● **Records supplied**:
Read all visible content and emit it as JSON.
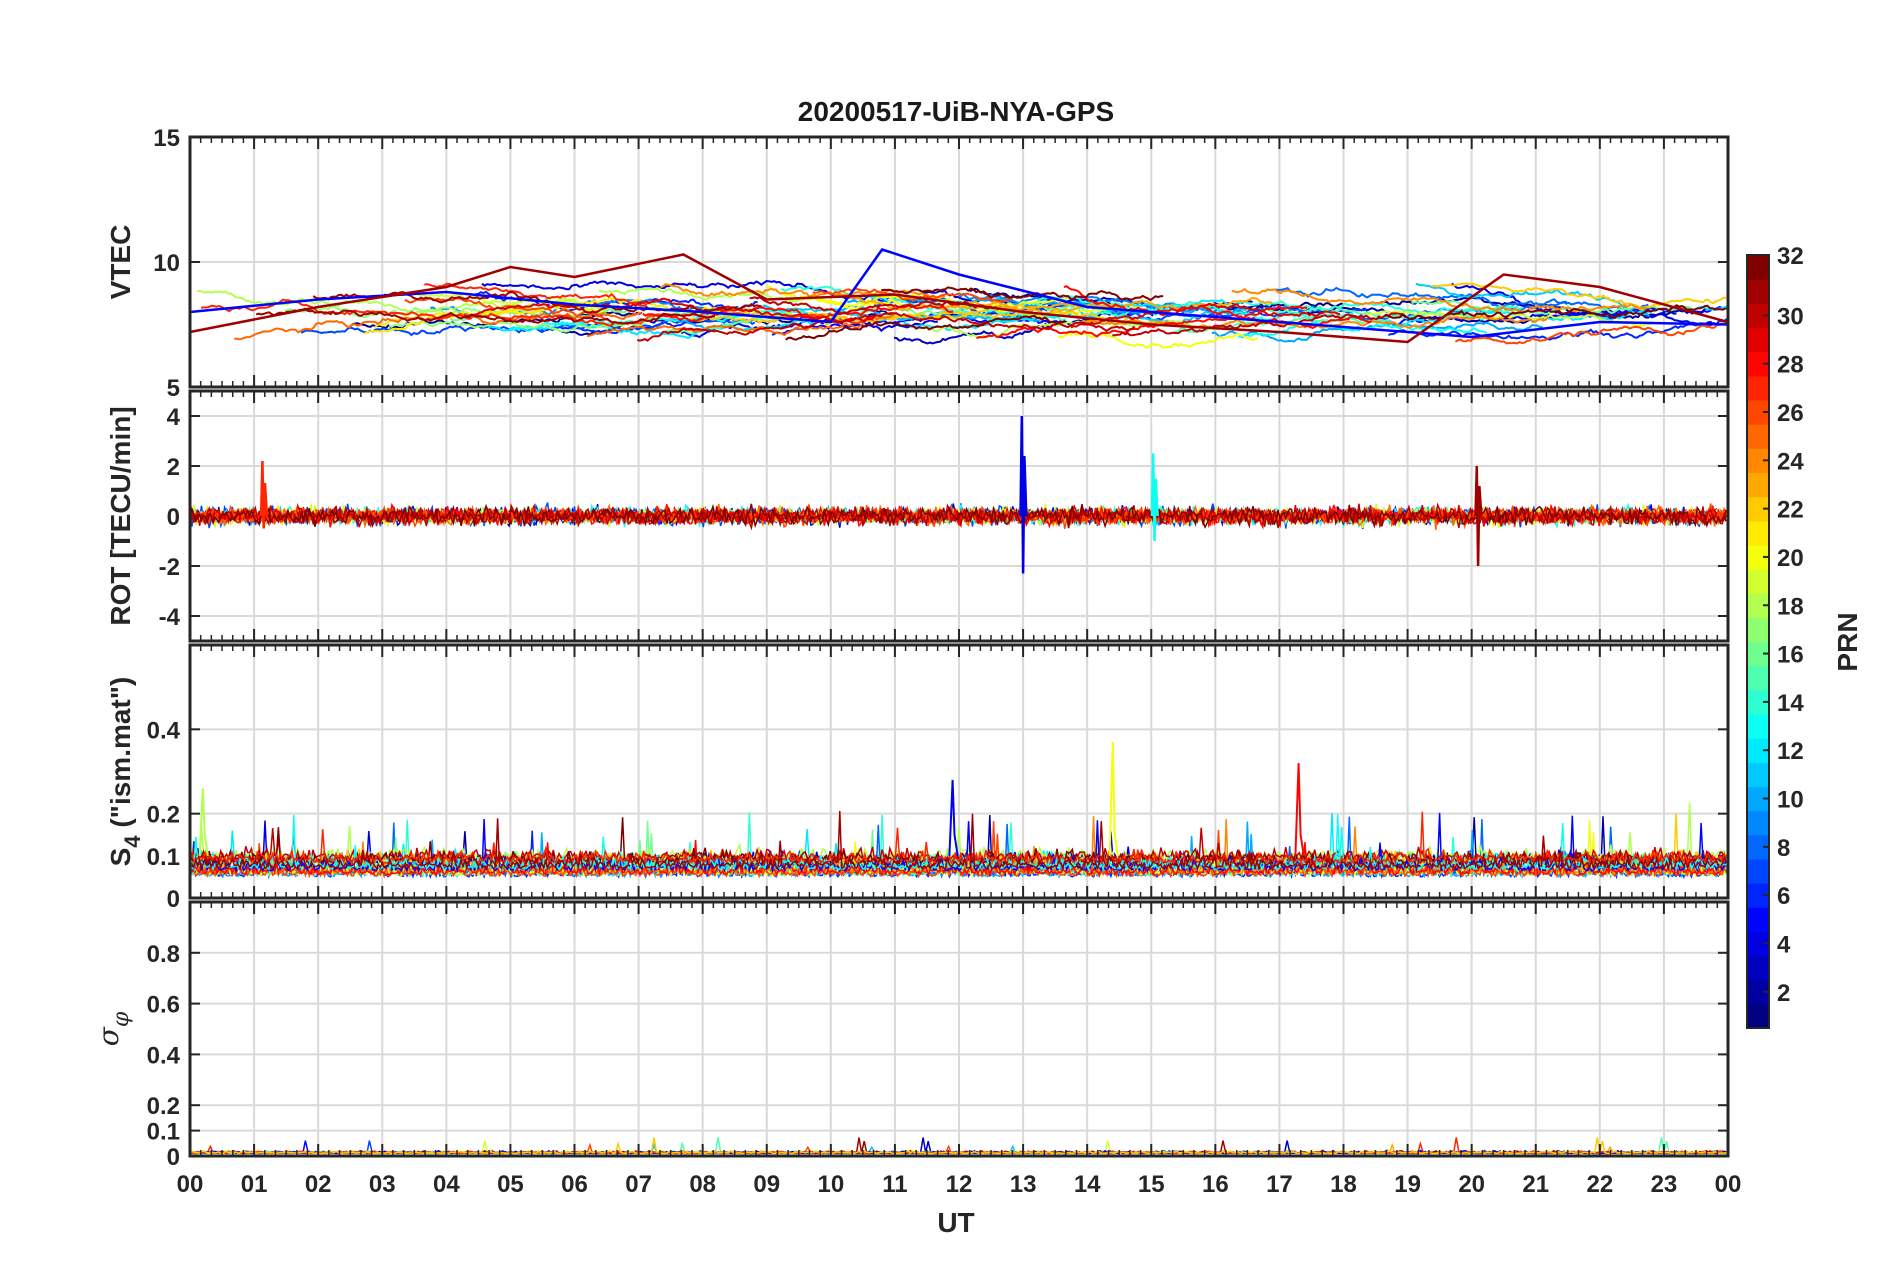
{
  "chart_data": {
    "type": "line",
    "title": "20200517-UiB-NYA-GPS",
    "xlabel": "UT",
    "x_unit": "hour of day (UT)",
    "x_range": [
      0,
      24
    ],
    "x_ticks": [
      "00",
      "01",
      "02",
      "03",
      "04",
      "05",
      "06",
      "07",
      "08",
      "09",
      "10",
      "11",
      "12",
      "13",
      "14",
      "15",
      "16",
      "17",
      "18",
      "19",
      "20",
      "21",
      "22",
      "23",
      "00"
    ],
    "grid": true,
    "colorbar": {
      "label": "PRN",
      "range": [
        1,
        32
      ],
      "ticks": [
        2,
        4,
        6,
        8,
        10,
        12,
        14,
        16,
        18,
        20,
        22,
        24,
        26,
        28,
        30,
        32
      ],
      "colormap": "jet",
      "position": "right"
    },
    "panels": [
      {
        "ylabel": "VTEC",
        "ylim": [
          5,
          15
        ],
        "yticks": [
          5,
          10,
          15
        ],
        "summary": "Vertical TEC traces for all PRNs mostly between about 6 and 10 TECU; peak near 10.5 at ~10.8 UT",
        "series": [
          {
            "prn": 5,
            "x": [
              0,
              2,
              4,
              6,
              8,
              10,
              10.8,
              12,
              14,
              16,
              18,
              20,
              22,
              24
            ],
            "y": [
              8,
              8.5,
              8.8,
              8.3,
              8.0,
              7.6,
              10.5,
              9.5,
              8.2,
              7.8,
              7.4,
              7.0,
              7.6,
              7.5
            ]
          },
          {
            "prn": 31,
            "x": [
              0,
              2,
              4,
              5,
              6,
              7.7,
              9,
              11,
              13,
              15,
              17,
              19,
              20.5,
              22,
              24
            ],
            "y": [
              7.2,
              8.2,
              9.0,
              9.8,
              9.4,
              10.3,
              8.5,
              8.7,
              8.0,
              7.5,
              7.2,
              6.8,
              9.5,
              9.0,
              7.6
            ]
          }
        ]
      },
      {
        "ylabel": "ROT [TECU/min]",
        "ylim": [
          -5,
          5
        ],
        "yticks": [
          -4,
          -2,
          0,
          2,
          4
        ],
        "summary": "ROT near 0 with small fluctuations; spike to ~4 and ~-2.3 near 13.0 UT, ~2 and ~-2 near 20.1 UT",
        "spikes": [
          {
            "x": 13.0,
            "y_max": 4.0,
            "y_min": -2.3,
            "prn": 4
          },
          {
            "x": 20.1,
            "y_max": 2.0,
            "y_min": -2.0,
            "prn": 31
          },
          {
            "x": 1.15,
            "y_max": 2.2,
            "y_min": -0.5,
            "prn": 27
          },
          {
            "x": 15.05,
            "y_max": 2.5,
            "y_min": -1.0,
            "prn": 13
          }
        ]
      },
      {
        "ylabel": "S4 (\"ism.mat\")",
        "ylabel_main": "S",
        "ylabel_sub": "4",
        "ylabel_rest": " (\"ism.mat\")",
        "ylim": [
          0,
          0.6
        ],
        "yticks": [
          0,
          0.1,
          0.2,
          0.4
        ],
        "summary": "S4 baseline ~0.05-0.1 with peaks up to ~0.37 near 14.4 UT and ~0.32 near 17.3 UT",
        "peaks": [
          {
            "x": 14.4,
            "y": 0.37,
            "prn": 20
          },
          {
            "x": 17.3,
            "y": 0.32,
            "prn": 28
          },
          {
            "x": 11.9,
            "y": 0.28,
            "prn": 5
          },
          {
            "x": 0.2,
            "y": 0.26,
            "prn": 18
          }
        ]
      },
      {
        "ylabel": "σφ",
        "ylabel_main": "σ",
        "ylabel_sub": "φ",
        "ylim": [
          0,
          1
        ],
        "yticks": [
          0,
          0.1,
          0.2,
          0.4,
          0.6,
          0.8
        ],
        "summary": "Phase scintillation index near 0 (below ~0.1) throughout the day"
      }
    ]
  }
}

● **Directive**:
Except for the pictures, reproduce every line exactly.

● **Written solution**:
Read all visible content and emit it as JSON.
{
  "chart_data": {
    "type": "line",
    "title": "20200517-UiB-NYA-GPS",
    "xlabel": "UT",
    "x_unit": "hour of day (UT)",
    "x_range": [
      0,
      24
    ],
    "x_ticks": [
      "00",
      "01",
      "02",
      "03",
      "04",
      "05",
      "06",
      "07",
      "08",
      "09",
      "10",
      "11",
      "12",
      "13",
      "14",
      "15",
      "16",
      "17",
      "18",
      "19",
      "20",
      "21",
      "22",
      "23",
      "00"
    ],
    "grid": true,
    "colorbar": {
      "label": "PRN",
      "range": [
        1,
        32
      ],
      "ticks": [
        2,
        4,
        6,
        8,
        10,
        12,
        14,
        16,
        18,
        20,
        22,
        24,
        26,
        28,
        30,
        32
      ],
      "colormap": "jet",
      "position": "right"
    },
    "panels": [
      {
        "ylabel": "VTEC",
        "ylim": [
          5,
          15
        ],
        "yticks": [
          5,
          10,
          15
        ],
        "summary": "Vertical TEC traces for all PRNs mostly between about 6 and 10 TECU; peak near 10.5 at ~10.8 UT",
        "series": [
          {
            "prn": 5,
            "x": [
              0,
              2,
              4,
              6,
              8,
              10,
              10.8,
              12,
              14,
              16,
              18,
              20,
              22,
              24
            ],
            "y": [
              8,
              8.5,
              8.8,
              8.3,
              8.0,
              7.6,
              10.5,
              9.5,
              8.2,
              7.8,
              7.4,
              7.0,
              7.6,
              7.5
            ]
          },
          {
            "prn": 31,
            "x": [
              0,
              2,
              4,
              5,
              6,
              7.7,
              9,
              11,
              13,
              15,
              17,
              19,
              20.5,
              22,
              24
            ],
            "y": [
              7.2,
              8.2,
              9.0,
              9.8,
              9.4,
              10.3,
              8.5,
              8.7,
              8.0,
              7.5,
              7.2,
              6.8,
              9.5,
              9.0,
              7.6
            ]
          }
        ]
      },
      {
        "ylabel": "ROT [TECU/min]",
        "ylim": [
          -5,
          5
        ],
        "yticks": [
          -4,
          -2,
          0,
          2,
          4
        ],
        "summary": "ROT near 0 with small fluctuations; spike to ~4 and ~-2.3 near 13.0 UT, ~2 and ~-2 near 20.1 UT",
        "spikes": [
          {
            "x": 13.0,
            "y_max": 4.0,
            "y_min": -2.3,
            "prn": 4
          },
          {
            "x": 20.1,
            "y_max": 2.0,
            "y_min": -2.0,
            "prn": 31
          },
          {
            "x": 1.15,
            "y_max": 2.2,
            "y_min": -0.5,
            "prn": 27
          },
          {
            "x": 15.05,
            "y_max": 2.5,
            "y_min": -1.0,
            "prn": 13
          }
        ]
      },
      {
        "ylabel": "S4 (\"ism.mat\")",
        "ylabel_main": "S",
        "ylabel_sub": "4",
        "ylabel_rest": " (\"ism.mat\")",
        "ylim": [
          0,
          0.6
        ],
        "yticks": [
          0,
          0.1,
          0.2,
          0.4
        ],
        "summary": "S4 baseline ~0.05-0.1 with peaks up to ~0.37 near 14.4 UT and ~0.32 near 17.3 UT",
        "peaks": [
          {
            "x": 14.4,
            "y": 0.37,
            "prn": 20
          },
          {
            "x": 17.3,
            "y": 0.32,
            "prn": 28
          },
          {
            "x": 11.9,
            "y": 0.28,
            "prn": 5
          },
          {
            "x": 0.2,
            "y": 0.26,
            "prn": 18
          }
        ]
      },
      {
        "ylabel": "σφ",
        "ylabel_main": "σ",
        "ylabel_sub": "φ",
        "ylim": [
          0,
          1
        ],
        "yticks": [
          0,
          0.1,
          0.2,
          0.4,
          0.6,
          0.8
        ],
        "summary": "Phase scintillation index near 0 (below ~0.1) throughout the day"
      }
    ]
  }
}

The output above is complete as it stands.